_STATED EXERCISE_
Please give the data below again in full, exactly as it stands.

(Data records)
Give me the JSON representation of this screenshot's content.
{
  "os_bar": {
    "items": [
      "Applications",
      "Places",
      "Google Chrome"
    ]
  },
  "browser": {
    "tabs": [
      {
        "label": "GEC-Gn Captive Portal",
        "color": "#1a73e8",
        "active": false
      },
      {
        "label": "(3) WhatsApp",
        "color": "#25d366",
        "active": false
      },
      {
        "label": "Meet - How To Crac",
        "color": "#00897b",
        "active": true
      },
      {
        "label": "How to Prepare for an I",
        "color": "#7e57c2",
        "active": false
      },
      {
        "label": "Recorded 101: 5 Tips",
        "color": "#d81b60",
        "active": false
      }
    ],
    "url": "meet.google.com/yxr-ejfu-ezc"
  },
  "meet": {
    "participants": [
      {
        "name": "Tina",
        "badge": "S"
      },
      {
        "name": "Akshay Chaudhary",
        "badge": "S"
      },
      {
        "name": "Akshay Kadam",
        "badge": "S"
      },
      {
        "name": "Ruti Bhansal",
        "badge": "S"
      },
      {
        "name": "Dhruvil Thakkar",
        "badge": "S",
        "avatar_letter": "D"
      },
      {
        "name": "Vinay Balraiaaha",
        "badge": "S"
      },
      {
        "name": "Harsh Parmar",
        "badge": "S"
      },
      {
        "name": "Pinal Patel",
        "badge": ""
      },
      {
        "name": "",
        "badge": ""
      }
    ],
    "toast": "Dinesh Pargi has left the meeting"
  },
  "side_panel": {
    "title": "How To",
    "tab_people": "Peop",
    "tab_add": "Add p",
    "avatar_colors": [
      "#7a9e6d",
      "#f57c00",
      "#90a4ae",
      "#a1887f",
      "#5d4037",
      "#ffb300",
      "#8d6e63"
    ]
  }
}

_RESULT OF THE EXERCISE_
Give me the JSON representation of this screenshot's content.
{
  "os_bar": {
    "items": [
      "Applications",
      "Places",
      "Google Chrome"
    ]
  },
  "browser": {
    "tabs": [
      {
        "label": "GEC-Gn Captive Portal",
        "color": "#1a73e8",
        "active": false
      },
      {
        "label": "(3) WhatsApp",
        "color": "#25d366",
        "active": false
      },
      {
        "label": "Meet - How To Crac",
        "color": "#00897b",
        "active": true
      },
      {
        "label": "How to Prepare for an I",
        "color": "#7e57c2",
        "active": false
      },
      {
        "label": "Recorded 101: 5 Tips",
        "color": "#d81b60",
        "active": false
      }
    ],
    "url": "meet.google.com/yxr-ejfu-ezc"
  },
  "meet": {
    "participants": [
      {
        "name": "Tina",
        "badge": "S"
      },
      {
        "name": "Akshay Chaudhary",
        "badge": "S"
      },
      {
        "name": "Akshay Kadam",
        "badge": "S"
      },
      {
        "name": "Ruti Bhansal",
        "badge": "S"
      },
      {
        "name": "Dhruvil Thakkar",
        "badge": "S",
        "avatar_letter": "D"
      },
      {
        "name": "Vinay Balraiaaha",
        "badge": "S"
      },
      {
        "name": "Harsh Parmar",
        "badge": "S"
      },
      {
        "name": "Pinal Patel",
        "badge": ""
      },
      {
        "name": "",
        "badge": ""
      }
    ],
    "toast": "Dinesh Pargi has left the meeting"
  },
  "side_panel": {
    "title": "How To",
    "tab_people": "Peop",
    "tab_add": "Add p",
    "avatar_colors": [
      "#7a9e6d",
      "#f57c00",
      "#90a4ae",
      "#a1887f",
      "#5d4037",
      "#ffb300",
      "#8d6e63"
    ]
  }
}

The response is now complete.